> _What is expected_
Find the lines below that contain the string "习近平主席特别代表". Copy each one.

┏━━

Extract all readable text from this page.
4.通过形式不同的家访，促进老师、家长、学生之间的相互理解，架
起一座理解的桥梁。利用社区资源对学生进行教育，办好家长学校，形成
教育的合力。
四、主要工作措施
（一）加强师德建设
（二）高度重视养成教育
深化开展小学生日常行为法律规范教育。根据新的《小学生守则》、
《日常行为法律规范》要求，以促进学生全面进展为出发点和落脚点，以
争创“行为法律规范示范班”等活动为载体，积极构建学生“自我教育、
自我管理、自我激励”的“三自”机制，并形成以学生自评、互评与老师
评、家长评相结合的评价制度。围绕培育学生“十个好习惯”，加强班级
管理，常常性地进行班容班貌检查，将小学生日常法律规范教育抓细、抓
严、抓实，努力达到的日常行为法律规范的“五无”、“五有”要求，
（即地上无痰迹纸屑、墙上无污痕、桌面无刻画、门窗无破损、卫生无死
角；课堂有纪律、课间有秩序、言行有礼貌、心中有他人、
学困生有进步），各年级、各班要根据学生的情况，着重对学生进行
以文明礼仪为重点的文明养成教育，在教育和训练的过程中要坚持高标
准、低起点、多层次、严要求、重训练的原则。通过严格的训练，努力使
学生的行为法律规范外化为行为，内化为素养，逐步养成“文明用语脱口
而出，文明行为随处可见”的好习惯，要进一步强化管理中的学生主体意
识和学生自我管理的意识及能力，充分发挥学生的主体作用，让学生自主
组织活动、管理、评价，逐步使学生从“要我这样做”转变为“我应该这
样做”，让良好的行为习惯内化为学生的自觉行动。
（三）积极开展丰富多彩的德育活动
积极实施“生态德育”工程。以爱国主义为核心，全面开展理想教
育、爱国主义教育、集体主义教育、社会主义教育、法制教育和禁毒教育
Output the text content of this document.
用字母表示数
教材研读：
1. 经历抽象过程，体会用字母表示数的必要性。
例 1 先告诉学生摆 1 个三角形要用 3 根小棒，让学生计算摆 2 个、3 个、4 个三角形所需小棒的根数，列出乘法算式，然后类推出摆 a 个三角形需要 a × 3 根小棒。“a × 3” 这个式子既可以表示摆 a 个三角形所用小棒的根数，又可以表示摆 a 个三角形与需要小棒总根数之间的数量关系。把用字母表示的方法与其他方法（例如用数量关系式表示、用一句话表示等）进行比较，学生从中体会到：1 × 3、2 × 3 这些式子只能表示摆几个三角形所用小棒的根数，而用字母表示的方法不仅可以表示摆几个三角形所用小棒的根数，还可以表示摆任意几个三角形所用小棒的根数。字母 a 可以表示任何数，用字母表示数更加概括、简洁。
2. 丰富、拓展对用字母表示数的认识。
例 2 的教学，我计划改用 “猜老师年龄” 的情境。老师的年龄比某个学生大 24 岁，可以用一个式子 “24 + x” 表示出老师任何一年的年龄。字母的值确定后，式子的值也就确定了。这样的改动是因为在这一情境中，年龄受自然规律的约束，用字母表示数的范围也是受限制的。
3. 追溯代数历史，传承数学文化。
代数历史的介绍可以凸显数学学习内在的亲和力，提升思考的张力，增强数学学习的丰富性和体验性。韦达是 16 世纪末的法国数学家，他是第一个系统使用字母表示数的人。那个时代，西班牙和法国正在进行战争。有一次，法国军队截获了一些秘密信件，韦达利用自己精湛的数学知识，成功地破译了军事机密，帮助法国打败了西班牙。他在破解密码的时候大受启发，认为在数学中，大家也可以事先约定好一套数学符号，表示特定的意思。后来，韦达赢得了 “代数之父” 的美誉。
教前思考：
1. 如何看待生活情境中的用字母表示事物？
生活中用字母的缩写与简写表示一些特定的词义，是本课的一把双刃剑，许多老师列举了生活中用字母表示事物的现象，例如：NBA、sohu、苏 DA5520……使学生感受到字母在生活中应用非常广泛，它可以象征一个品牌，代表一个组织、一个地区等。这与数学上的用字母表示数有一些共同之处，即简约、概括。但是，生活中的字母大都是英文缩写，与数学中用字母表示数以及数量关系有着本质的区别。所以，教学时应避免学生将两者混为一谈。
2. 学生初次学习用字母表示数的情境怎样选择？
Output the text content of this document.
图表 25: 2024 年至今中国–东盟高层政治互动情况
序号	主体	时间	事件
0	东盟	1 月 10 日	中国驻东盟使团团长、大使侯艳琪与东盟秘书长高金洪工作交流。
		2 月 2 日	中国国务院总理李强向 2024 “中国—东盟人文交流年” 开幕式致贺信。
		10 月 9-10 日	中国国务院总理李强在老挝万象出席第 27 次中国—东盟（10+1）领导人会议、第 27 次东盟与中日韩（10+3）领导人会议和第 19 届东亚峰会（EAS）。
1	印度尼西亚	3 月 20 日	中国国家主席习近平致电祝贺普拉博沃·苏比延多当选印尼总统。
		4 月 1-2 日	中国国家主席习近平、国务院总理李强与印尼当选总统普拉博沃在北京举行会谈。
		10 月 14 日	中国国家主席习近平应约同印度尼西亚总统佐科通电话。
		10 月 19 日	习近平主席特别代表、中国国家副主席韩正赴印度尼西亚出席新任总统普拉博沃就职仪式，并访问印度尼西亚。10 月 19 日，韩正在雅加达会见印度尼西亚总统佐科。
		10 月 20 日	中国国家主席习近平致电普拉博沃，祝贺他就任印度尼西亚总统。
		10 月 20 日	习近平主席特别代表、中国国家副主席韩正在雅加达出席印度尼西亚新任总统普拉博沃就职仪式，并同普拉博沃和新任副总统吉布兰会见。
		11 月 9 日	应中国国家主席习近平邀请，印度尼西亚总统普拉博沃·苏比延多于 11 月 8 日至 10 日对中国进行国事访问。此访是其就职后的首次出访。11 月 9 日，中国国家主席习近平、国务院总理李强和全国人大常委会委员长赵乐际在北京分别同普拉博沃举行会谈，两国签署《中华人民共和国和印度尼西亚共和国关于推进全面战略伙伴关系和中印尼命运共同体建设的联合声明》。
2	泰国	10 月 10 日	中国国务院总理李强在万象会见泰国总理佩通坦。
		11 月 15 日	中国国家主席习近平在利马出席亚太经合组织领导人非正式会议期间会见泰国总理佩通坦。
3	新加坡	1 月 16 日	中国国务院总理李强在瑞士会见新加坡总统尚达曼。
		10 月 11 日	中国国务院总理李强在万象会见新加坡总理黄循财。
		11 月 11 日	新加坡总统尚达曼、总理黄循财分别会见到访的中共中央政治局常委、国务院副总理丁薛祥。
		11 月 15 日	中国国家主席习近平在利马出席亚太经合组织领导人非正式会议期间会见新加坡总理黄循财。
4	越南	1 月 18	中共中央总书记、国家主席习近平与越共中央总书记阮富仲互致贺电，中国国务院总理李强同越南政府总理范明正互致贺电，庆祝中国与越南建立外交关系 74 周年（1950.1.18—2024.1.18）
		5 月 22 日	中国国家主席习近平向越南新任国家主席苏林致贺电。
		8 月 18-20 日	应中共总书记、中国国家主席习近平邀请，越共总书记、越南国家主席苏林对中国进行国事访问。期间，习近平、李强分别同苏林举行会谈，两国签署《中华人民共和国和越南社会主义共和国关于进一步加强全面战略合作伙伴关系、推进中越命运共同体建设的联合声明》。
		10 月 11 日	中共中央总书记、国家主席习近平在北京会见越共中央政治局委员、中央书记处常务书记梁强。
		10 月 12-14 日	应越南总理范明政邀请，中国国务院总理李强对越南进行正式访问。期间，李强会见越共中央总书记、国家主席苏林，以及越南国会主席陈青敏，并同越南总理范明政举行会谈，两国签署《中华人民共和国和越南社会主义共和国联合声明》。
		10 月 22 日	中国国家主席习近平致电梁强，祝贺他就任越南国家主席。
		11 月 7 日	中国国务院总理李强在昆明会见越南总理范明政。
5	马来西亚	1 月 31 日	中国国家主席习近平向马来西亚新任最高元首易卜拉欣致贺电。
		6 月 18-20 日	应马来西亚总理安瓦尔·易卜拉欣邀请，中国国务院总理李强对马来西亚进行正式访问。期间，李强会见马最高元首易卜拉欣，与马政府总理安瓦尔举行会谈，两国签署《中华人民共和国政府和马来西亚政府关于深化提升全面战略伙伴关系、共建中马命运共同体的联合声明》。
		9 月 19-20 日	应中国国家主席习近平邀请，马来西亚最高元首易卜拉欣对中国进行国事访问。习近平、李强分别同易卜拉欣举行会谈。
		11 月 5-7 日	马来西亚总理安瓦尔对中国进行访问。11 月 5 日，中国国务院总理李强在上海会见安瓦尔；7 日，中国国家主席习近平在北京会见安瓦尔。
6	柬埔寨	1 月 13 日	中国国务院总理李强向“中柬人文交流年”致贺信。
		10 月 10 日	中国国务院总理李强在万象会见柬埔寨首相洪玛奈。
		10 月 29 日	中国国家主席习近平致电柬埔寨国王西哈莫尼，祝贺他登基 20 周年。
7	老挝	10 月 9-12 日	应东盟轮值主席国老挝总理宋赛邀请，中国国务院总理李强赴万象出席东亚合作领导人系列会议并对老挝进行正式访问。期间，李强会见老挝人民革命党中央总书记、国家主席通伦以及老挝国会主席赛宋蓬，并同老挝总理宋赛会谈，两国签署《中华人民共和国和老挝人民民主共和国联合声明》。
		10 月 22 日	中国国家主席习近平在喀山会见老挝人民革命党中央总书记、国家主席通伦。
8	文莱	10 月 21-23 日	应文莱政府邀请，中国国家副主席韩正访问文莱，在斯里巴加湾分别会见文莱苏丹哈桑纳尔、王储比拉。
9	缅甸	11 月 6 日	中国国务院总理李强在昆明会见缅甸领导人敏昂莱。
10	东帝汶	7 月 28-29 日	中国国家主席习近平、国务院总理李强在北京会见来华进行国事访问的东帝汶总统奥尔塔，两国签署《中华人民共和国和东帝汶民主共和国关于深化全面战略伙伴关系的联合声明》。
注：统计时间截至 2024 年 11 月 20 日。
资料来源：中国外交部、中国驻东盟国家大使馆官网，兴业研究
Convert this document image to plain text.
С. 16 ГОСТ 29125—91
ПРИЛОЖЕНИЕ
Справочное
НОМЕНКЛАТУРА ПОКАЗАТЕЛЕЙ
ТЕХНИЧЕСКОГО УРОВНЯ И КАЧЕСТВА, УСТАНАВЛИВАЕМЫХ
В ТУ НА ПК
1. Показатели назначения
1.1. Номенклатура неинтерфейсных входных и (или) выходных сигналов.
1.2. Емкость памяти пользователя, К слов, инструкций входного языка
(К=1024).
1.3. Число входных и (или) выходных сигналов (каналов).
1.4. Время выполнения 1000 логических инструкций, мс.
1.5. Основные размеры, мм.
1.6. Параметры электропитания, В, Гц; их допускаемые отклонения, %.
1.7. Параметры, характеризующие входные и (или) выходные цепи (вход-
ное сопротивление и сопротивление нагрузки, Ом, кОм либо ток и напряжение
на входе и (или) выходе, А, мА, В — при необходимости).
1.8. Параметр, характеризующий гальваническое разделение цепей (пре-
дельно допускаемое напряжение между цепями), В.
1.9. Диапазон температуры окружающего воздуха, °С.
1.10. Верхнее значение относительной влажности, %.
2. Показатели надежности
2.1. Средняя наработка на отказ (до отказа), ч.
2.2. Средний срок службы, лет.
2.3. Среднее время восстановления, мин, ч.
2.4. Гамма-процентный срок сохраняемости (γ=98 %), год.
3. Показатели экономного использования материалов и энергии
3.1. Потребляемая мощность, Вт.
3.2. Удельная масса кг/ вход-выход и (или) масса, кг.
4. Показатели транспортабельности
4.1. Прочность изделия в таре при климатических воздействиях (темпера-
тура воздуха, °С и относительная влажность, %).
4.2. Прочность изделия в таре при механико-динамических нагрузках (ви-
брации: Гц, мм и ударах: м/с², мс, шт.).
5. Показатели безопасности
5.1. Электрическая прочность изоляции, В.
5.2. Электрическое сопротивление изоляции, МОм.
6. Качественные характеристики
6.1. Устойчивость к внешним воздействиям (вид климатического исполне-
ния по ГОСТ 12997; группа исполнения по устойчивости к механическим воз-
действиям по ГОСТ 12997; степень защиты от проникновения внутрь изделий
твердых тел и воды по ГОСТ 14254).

┗━━

> _Problem solution_
		10 月 19 日	习近平主席特别代表、中国国家副主席韩正赴印度尼西亚出席新任总统普拉博沃就职仪式，并访问印度尼西亚。10 月 19 日，韩正在雅加达会见印度尼西亚总统佐科。
		10 月 20 日	习近平主席特别代表、中国国家副主席韩正在雅加达出席印度尼西亚新任总统普拉博沃就职仪式，并同普拉博沃和新任副总统吉布兰会见。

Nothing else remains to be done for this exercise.